Dataset extract:
——

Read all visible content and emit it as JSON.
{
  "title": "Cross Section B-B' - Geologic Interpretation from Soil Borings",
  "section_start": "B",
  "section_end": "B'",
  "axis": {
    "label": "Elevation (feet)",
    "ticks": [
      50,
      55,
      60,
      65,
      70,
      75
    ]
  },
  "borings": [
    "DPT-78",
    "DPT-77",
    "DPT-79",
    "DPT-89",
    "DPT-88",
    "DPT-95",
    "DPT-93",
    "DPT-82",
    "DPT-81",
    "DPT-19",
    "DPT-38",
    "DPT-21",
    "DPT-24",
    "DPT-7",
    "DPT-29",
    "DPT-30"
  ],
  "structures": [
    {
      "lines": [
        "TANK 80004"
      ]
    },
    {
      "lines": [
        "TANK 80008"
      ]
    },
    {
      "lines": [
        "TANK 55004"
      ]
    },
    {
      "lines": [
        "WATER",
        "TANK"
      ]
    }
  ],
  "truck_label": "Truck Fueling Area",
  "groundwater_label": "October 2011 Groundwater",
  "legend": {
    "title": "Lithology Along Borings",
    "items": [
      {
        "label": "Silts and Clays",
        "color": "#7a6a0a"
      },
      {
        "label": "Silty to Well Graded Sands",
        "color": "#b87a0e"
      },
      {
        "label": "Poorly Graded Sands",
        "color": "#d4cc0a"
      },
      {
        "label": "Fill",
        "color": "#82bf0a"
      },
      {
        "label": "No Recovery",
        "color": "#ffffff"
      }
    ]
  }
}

——

Exercise task: Everything in the listing above should be restated exactly.

Solution to the exercise:
Read all visible content and emit it as JSON.
{
  "title": "Cross Section B-B' - Geologic Interpretation from Soil Borings",
  "section_start": "B",
  "section_end": "B'",
  "axis": {
    "label": "Elevation (feet)",
    "ticks": [
      50,
      55,
      60,
      65,
      70,
      75
    ]
  },
  "borings": [
    "DPT-78",
    "DPT-77",
    "DPT-79",
    "DPT-89",
    "DPT-88",
    "DPT-95",
    "DPT-93",
    "DPT-82",
    "DPT-81",
    "DPT-19",
    "DPT-38",
    "DPT-21",
    "DPT-24",
    "DPT-7",
    "DPT-29",
    "DPT-30"
  ],
  "structures": [
    {
      "lines": [
        "TANK 80004"
      ]
    },
    {
      "lines": [
        "TANK 80008"
      ]
    },
    {
      "lines": [
        "TANK 55004"
      ]
    },
    {
      "lines": [
        "WATER",
        "TANK"
      ]
    }
  ],
  "truck_label": "Truck Fueling Area",
  "groundwater_label": "October 2011 Groundwater",
  "legend": {
    "title": "Lithology Along Borings",
    "items": [
      {
        "label": "Silts and Clays",
        "color": "#7a6a0a"
      },
      {
        "label": "Silty to Well Graded Sands",
        "color": "#b87a0e"
      },
      {
        "label": "Poorly Graded Sands",
        "color": "#d4cc0a"
      },
      {
        "label": "Fill",
        "color": "#82bf0a"
      },
      {
        "label": "No Recovery",
        "color": "#ffffff"
      }
    ]
  }
}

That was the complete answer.